Exercise aim -> Pull each line containing "values" out of the data and copy it.

[Dataset rows]
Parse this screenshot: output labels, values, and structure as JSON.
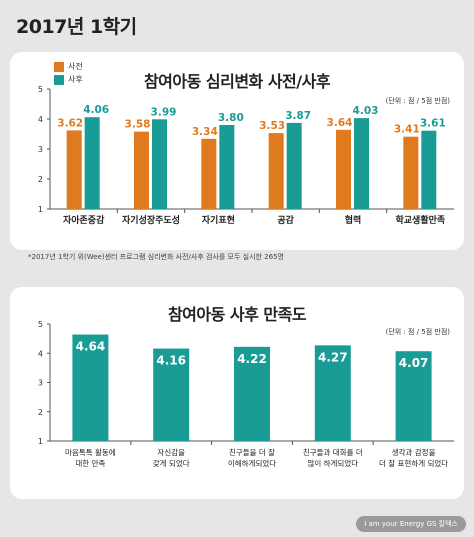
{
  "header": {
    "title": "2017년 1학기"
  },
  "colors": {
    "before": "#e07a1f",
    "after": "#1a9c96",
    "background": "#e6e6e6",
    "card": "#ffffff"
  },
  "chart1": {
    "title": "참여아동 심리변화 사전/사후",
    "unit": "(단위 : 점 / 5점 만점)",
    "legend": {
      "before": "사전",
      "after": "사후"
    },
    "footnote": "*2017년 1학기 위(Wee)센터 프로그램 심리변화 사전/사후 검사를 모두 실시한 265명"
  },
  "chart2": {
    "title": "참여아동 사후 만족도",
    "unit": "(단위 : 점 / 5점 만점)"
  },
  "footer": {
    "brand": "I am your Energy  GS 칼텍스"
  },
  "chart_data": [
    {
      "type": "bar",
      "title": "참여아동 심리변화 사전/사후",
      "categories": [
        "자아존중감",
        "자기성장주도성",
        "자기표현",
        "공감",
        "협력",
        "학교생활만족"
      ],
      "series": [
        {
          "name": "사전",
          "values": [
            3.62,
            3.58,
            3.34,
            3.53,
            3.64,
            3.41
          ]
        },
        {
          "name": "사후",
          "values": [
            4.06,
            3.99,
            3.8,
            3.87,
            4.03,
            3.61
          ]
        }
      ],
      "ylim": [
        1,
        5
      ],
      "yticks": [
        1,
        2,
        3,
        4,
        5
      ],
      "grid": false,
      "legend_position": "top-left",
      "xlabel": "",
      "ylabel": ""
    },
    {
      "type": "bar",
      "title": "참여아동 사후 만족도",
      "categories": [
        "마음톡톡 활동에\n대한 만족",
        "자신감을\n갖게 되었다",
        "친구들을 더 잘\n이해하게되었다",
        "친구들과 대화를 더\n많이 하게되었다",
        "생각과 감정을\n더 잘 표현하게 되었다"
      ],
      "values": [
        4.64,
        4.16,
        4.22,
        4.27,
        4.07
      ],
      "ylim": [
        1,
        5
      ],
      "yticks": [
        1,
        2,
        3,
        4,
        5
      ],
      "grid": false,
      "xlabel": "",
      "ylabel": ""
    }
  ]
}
--
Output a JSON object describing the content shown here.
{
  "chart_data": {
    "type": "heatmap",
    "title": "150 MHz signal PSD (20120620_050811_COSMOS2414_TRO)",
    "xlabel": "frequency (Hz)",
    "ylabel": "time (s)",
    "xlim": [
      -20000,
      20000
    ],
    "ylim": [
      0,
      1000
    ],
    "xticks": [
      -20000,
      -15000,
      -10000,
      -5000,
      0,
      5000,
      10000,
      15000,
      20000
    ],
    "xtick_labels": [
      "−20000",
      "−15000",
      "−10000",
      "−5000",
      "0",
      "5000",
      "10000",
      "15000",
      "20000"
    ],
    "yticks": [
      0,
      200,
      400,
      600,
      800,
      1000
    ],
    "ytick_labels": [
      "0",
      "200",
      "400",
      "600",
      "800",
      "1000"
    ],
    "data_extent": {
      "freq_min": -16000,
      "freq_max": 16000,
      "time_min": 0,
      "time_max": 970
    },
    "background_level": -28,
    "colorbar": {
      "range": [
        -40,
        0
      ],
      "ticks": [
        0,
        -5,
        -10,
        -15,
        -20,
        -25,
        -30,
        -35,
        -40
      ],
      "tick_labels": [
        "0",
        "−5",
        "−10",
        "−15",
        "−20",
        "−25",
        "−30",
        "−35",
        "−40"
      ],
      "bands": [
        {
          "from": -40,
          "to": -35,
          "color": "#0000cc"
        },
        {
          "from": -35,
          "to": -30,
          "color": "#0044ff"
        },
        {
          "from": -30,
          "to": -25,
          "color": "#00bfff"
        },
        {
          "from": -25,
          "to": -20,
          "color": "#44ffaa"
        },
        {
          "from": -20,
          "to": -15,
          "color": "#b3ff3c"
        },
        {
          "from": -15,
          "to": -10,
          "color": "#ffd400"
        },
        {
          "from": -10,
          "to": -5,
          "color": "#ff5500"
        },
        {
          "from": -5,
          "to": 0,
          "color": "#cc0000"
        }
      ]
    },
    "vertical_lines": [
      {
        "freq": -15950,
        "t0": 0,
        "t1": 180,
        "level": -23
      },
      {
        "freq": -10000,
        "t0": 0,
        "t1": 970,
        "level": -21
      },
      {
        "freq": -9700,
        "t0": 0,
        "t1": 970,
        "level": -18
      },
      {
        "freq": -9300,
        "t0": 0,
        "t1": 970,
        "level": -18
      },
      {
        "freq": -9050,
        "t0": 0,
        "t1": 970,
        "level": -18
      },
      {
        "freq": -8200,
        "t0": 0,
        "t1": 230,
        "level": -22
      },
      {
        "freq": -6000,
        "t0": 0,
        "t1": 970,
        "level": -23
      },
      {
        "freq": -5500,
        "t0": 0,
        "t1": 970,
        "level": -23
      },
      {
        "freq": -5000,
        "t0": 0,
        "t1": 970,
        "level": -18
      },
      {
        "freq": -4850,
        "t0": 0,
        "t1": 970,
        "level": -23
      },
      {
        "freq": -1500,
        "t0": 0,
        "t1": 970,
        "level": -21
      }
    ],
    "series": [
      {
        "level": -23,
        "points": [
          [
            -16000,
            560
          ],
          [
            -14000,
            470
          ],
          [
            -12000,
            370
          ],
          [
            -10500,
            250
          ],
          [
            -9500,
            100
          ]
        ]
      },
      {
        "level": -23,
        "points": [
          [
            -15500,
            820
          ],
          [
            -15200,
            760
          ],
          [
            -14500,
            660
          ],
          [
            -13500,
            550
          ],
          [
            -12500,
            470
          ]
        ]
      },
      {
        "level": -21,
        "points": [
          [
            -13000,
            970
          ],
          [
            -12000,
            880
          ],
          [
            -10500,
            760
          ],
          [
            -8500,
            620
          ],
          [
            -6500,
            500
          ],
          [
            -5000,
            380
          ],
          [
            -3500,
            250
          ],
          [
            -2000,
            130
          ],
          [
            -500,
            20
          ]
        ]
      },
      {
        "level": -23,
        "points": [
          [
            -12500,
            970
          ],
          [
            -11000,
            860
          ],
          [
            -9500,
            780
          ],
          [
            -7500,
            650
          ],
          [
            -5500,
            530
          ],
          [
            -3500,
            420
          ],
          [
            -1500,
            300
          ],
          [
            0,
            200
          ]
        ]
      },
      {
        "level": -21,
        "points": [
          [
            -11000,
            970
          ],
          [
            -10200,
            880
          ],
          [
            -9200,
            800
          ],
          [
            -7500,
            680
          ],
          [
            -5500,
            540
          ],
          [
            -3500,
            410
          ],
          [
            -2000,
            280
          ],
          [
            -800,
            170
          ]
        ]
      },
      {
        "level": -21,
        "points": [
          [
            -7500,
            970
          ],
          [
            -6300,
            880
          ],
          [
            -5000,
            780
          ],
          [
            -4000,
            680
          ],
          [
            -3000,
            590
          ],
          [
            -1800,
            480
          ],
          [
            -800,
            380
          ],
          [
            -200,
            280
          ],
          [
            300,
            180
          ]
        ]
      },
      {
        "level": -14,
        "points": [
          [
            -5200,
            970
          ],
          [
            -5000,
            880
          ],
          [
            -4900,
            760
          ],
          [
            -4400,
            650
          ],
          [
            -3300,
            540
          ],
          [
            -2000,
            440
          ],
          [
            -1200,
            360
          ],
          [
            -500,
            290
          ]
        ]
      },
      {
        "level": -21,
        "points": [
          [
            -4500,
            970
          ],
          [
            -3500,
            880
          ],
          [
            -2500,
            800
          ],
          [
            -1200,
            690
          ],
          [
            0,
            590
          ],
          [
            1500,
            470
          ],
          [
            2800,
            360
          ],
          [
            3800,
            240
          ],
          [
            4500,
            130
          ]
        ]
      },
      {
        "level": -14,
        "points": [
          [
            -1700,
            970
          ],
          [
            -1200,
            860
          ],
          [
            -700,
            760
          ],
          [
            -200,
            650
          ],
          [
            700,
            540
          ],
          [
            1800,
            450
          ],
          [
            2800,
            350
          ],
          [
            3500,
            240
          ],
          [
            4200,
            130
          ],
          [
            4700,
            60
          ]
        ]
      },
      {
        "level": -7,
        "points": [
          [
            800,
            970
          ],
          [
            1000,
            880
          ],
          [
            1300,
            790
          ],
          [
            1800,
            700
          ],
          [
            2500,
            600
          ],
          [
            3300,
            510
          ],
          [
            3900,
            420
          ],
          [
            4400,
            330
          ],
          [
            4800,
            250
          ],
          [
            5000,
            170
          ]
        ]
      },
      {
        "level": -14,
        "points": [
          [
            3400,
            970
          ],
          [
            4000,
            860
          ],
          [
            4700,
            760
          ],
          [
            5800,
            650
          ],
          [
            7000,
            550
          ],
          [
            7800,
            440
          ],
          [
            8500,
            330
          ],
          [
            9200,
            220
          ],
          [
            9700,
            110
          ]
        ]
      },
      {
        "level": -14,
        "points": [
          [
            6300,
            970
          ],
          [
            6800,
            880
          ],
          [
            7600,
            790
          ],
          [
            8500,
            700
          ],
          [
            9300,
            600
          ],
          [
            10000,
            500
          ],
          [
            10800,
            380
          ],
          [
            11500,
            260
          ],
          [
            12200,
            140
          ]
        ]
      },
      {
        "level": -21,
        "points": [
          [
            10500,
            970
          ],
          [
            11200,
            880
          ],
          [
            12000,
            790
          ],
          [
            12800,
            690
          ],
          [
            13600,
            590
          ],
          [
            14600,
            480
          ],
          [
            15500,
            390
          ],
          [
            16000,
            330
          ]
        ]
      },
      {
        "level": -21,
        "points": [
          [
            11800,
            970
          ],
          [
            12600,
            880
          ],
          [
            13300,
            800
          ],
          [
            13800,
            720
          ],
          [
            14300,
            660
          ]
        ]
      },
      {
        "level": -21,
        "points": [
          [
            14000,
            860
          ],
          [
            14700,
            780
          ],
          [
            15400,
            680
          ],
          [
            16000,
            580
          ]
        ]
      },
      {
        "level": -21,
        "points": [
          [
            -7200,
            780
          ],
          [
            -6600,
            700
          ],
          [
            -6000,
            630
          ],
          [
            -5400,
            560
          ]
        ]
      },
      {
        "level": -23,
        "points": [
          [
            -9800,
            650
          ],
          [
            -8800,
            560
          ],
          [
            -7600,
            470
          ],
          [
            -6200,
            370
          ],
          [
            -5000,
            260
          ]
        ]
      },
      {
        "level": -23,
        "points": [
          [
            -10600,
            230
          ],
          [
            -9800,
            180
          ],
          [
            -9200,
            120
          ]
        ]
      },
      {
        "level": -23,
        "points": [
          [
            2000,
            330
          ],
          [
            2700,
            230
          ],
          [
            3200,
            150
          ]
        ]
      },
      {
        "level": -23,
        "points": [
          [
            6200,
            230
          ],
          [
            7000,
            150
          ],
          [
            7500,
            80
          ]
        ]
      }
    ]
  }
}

Complete response ->
Parse this screenshot: output labels, values, and structure as JSON.
          "values": [
          "values": [
      "values": [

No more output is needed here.